◆ Data rows:
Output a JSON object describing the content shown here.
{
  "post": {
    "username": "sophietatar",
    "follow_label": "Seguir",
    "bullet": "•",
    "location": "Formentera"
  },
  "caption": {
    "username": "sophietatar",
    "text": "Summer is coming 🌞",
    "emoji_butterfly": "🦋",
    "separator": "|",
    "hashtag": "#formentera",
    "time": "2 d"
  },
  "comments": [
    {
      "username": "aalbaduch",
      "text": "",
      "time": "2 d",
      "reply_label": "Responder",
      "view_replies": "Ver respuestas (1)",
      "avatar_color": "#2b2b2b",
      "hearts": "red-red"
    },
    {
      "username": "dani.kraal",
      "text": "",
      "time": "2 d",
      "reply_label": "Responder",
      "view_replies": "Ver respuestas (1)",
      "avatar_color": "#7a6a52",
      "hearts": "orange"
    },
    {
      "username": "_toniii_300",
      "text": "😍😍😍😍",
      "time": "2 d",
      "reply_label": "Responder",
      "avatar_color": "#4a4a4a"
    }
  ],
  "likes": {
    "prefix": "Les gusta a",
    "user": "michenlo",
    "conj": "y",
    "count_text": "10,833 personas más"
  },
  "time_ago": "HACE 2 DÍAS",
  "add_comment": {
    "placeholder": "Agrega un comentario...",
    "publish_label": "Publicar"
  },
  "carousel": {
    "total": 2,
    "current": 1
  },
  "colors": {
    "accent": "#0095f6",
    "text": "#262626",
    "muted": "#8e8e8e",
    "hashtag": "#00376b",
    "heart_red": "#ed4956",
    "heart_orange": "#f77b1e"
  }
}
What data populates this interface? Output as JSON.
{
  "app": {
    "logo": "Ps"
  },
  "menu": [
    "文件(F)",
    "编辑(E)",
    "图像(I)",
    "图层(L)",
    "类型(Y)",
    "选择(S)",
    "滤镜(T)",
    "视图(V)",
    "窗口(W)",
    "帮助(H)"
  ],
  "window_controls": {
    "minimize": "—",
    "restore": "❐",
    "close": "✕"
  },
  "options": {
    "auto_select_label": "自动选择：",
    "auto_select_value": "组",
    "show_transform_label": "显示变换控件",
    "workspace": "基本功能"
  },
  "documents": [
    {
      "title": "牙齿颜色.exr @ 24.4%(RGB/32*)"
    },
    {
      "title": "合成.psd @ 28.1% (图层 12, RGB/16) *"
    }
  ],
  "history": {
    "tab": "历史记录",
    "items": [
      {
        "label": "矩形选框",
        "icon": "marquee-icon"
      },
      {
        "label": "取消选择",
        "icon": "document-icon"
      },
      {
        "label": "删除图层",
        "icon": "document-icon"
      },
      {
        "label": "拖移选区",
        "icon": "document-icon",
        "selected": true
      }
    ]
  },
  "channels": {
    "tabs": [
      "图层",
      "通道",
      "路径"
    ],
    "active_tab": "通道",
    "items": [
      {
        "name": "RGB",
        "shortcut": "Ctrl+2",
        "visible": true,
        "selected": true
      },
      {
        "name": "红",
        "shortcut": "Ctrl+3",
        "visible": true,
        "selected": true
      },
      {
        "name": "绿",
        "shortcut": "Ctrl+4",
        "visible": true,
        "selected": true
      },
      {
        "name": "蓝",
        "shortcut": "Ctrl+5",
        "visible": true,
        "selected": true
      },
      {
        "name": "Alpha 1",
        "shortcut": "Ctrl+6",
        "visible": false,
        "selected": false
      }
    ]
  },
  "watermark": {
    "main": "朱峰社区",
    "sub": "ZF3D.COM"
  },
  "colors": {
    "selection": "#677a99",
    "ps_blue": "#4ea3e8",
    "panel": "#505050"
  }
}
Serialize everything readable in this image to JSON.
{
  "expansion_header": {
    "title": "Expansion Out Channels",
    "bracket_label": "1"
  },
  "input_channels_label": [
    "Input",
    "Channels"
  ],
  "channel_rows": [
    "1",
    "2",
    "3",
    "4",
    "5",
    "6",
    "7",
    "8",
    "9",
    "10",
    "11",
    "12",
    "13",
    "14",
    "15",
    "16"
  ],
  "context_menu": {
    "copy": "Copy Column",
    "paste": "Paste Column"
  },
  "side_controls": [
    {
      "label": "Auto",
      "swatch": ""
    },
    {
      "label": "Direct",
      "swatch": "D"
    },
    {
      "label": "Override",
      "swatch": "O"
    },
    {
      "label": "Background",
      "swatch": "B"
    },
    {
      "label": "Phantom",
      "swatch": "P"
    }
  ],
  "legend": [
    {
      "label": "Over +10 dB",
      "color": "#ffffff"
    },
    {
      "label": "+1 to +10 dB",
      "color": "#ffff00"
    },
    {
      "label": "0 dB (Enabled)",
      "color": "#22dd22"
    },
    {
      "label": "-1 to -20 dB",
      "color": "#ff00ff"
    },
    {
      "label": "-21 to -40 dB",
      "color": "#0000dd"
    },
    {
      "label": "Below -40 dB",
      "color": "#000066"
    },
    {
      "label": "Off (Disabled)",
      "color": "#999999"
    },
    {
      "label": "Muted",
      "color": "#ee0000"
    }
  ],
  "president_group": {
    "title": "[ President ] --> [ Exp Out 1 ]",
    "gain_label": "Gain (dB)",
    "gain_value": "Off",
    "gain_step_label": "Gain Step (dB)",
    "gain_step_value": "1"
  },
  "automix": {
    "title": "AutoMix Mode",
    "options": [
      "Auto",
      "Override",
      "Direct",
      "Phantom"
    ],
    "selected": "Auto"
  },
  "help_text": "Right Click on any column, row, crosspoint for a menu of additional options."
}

◆ Set exercise:
Retype all of the data shown above, word for word.

◆ The response:
Output a JSON object describing the content shown here.
{
  "post": {
    "username": "sophietatar",
    "follow_label": "Seguir",
    "bullet": "•",
    "location": "Formentera"
  },
  "caption": {
    "username": "sophietatar",
    "text": "Summer is coming 🌞",
    "emoji_butterfly": "🦋",
    "separator": "|",
    "hashtag": "#formentera",
    "time": "2 d"
  },
  "comments": [
    {
      "username": "aalbaduch",
      "text": "",
      "time": "2 d",
      "reply_label": "Responder",
      "view_replies": "Ver respuestas (1)",
      "avatar_color": "#2b2b2b",
      "hearts": "red-red"
    },
    {
      "username": "dani.kraal",
      "text": "",
      "time": "2 d",
      "reply_label": "Responder",
      "view_replies": "Ver respuestas (1)",
      "avatar_color": "#7a6a52",
      "hearts": "orange"
    },
    {
      "username": "_toniii_300",
      "text": "😍😍😍😍",
      "time": "2 d",
      "reply_label": "Responder",
      "avatar_color": "#4a4a4a"
    }
  ],
  "likes": {
    "prefix": "Les gusta a",
    "user": "michenlo",
    "conj": "y",
    "count_text": "10,833 personas más"
  },
  "time_ago": "HACE 2 DÍAS",
  "add_comment": {
    "placeholder": "Agrega un comentario...",
    "publish_label": "Publicar"
  },
  "carousel": {
    "total": 2,
    "current": 1
  },
  "colors": {
    "accent": "#0095f6",
    "text": "#262626",
    "muted": "#8e8e8e",
    "hashtag": "#00376b",
    "heart_red": "#ed4956",
    "heart_orange": "#f77b1e"
  }
}
What data populates this interface? Output as JSON.
{
  "app": {
    "logo": "Ps"
  },
  "menu": [
    "文件(F)",
    "编辑(E)",
    "图像(I)",
    "图层(L)",
    "类型(Y)",
    "选择(S)",
    "滤镜(T)",
    "视图(V)",
    "窗口(W)",
    "帮助(H)"
  ],
  "window_controls": {
    "minimize": "—",
    "restore": "❐",
    "close": "✕"
  },
  "options": {
    "auto_select_label": "自动选择：",
    "auto_select_value": "组",
    "show_transform_label": "显示变换控件",
    "workspace": "基本功能"
  },
  "documents": [
    {
      "title": "牙齿颜色.exr @ 24.4%(RGB/32*)"
    },
    {
      "title": "合成.psd @ 28.1% (图层 12, RGB/16) *"
    }
  ],
  "history": {
    "tab": "历史记录",
    "items": [
      {
        "label": "矩形选框",
        "icon": "marquee-icon"
      },
      {
        "label": "取消选择",
        "icon": "document-icon"
      },
      {
        "label": "删除图层",
        "icon": "document-icon"
      },
      {
        "label": "拖移选区",
        "icon": "document-icon",
        "selected": true
      }
    ]
  },
  "channels": {
    "tabs": [
      "图层",
      "通道",
      "路径"
    ],
    "active_tab": "通道",
    "items": [
      {
        "name": "RGB",
        "shortcut": "Ctrl+2",
        "visible": true,
        "selected": true
      },
      {
        "name": "红",
        "shortcut": "Ctrl+3",
        "visible": true,
        "selected": true
      },
      {
        "name": "绿",
        "shortcut": "Ctrl+4",
        "visible": true,
        "selected": true
      },
      {
        "name": "蓝",
        "shortcut": "Ctrl+5",
        "visible": true,
        "selected": true
      },
      {
        "name": "Alpha 1",
        "shortcut": "Ctrl+6",
        "visible": false,
        "selected": false
      }
    ]
  },
  "watermark": {
    "main": "朱峰社区",
    "sub": "ZF3D.COM"
  },
  "colors": {
    "selection": "#677a99",
    "ps_blue": "#4ea3e8",
    "panel": "#505050"
  }
}
Serialize everything readable in this image to JSON.
{
  "expansion_header": {
    "title": "Expansion Out Channels",
    "bracket_label": "1"
  },
  "input_channels_label": [
    "Input",
    "Channels"
  ],
  "channel_rows": [
    "1",
    "2",
    "3",
    "4",
    "5",
    "6",
    "7",
    "8",
    "9",
    "10",
    "11",
    "12",
    "13",
    "14",
    "15",
    "16"
  ],
  "context_menu": {
    "copy": "Copy Column",
    "paste": "Paste Column"
  },
  "side_controls": [
    {
      "label": "Auto",
      "swatch": ""
    },
    {
      "label": "Direct",
      "swatch": "D"
    },
    {
      "label": "Override",
      "swatch": "O"
    },
    {
      "label": "Background",
      "swatch": "B"
    },
    {
      "label": "Phantom",
      "swatch": "P"
    }
  ],
  "legend": [
    {
      "label": "Over +10 dB",
      "color": "#ffffff"
    },
    {
      "label": "+1 to +10 dB",
      "color": "#ffff00"
    },
    {
      "label": "0 dB (Enabled)",
      "color": "#22dd22"
    },
    {
      "label": "-1 to -20 dB",
      "color": "#ff00ff"
    },
    {
      "label": "-21 to -40 dB",
      "color": "#0000dd"
    },
    {
      "label": "Below -40 dB",
      "color": "#000066"
    },
    {
      "label": "Off (Disabled)",
      "color": "#999999"
    },
    {
      "label": "Muted",
      "color": "#ee0000"
    }
  ],
  "president_group": {
    "title": "[ President ] --> [ Exp Out 1 ]",
    "gain_label": "Gain (dB)",
    "gain_value": "Off",
    "gain_step_label": "Gain Step (dB)",
    "gain_step_value": "1"
  },
  "automix": {
    "title": "AutoMix Mode",
    "options": [
      "Auto",
      "Override",
      "Direct",
      "Phantom"
    ],
    "selected": "Auto"
  },
  "help_text": "Right Click on any column, row, crosspoint for a menu of additional options."
}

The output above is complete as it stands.